— Raw data —
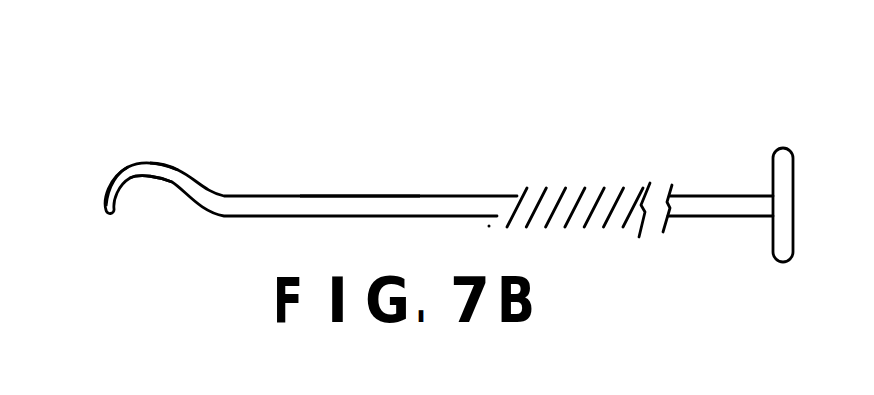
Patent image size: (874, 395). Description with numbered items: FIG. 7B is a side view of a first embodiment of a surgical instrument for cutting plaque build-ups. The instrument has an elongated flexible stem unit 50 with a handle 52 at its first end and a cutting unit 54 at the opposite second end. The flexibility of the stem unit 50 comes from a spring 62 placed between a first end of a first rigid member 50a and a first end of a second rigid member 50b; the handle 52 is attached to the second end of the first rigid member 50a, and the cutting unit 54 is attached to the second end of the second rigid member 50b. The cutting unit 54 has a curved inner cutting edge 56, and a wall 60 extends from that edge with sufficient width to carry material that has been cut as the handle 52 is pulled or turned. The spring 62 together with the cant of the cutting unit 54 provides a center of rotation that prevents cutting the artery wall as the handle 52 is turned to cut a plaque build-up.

* * *

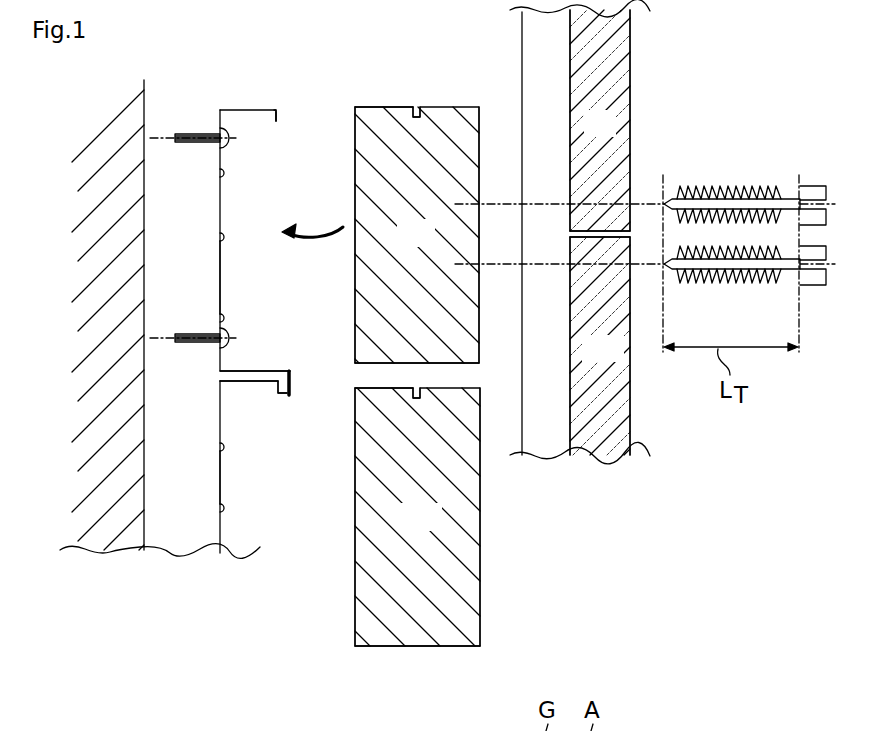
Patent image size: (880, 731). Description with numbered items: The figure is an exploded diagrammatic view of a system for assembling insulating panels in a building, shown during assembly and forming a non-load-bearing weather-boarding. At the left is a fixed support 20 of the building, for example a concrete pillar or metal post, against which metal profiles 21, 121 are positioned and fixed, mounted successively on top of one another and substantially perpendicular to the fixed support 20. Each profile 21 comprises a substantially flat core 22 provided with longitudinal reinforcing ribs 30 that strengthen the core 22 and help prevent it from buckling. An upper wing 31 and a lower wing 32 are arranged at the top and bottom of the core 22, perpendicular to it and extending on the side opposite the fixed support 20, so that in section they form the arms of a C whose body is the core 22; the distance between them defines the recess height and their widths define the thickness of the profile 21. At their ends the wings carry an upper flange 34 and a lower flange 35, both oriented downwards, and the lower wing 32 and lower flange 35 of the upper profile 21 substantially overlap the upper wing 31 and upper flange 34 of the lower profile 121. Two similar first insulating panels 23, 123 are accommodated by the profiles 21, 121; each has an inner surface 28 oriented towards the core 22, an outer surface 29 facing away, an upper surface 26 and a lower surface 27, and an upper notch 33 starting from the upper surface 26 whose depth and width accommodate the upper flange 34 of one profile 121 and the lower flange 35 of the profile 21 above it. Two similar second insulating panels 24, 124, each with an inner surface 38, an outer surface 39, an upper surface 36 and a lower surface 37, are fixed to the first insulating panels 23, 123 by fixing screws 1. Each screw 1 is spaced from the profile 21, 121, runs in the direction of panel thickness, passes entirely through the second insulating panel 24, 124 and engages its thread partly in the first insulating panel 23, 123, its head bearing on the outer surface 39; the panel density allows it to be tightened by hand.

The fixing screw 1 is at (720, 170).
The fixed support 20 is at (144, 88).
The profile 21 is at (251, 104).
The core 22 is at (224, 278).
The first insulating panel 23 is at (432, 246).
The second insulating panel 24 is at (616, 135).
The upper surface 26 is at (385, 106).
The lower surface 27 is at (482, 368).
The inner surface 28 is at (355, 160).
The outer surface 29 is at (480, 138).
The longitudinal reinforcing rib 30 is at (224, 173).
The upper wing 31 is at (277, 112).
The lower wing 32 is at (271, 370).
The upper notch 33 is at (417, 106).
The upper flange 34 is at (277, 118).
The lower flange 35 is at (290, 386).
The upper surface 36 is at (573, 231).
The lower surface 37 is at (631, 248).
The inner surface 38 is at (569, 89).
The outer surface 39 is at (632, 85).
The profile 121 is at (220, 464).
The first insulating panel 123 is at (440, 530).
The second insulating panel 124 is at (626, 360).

— What you are asked to do —
Locate every line in the listing above that contains the word "placed", and copy each of those lines.

— Expected answer —
Patent image size: (874, 395). Description with numbered items: FIG. 7B is a side view of a first embodiment of a surgical instrument for cutting plaque build-ups. The instrument has an elongated flexible stem unit 50 with a handle 52 at its first end and a cutting unit 54 at the opposite second end. The flexibility of the stem unit 50 comes from a spring 62 placed between a first end of a first rigid member 50a and a first end of a second rigid member 50b; the handle 52 is attached to the second end of the first rigid member 50a, and the cutting unit 54 is attached to the second end of the second rigid member 50b. The cutting unit 54 has a curved inner cutting edge 56, and a wall 60 extends from that edge with sufficient width to carry material that has been cut as the handle 52 is pulled or turned. The spring 62 together with the cant of the cutting unit 54 provides a center of rotation that prevents cutting the artery wall as the handle 52 is turned to cut a plaque build-up.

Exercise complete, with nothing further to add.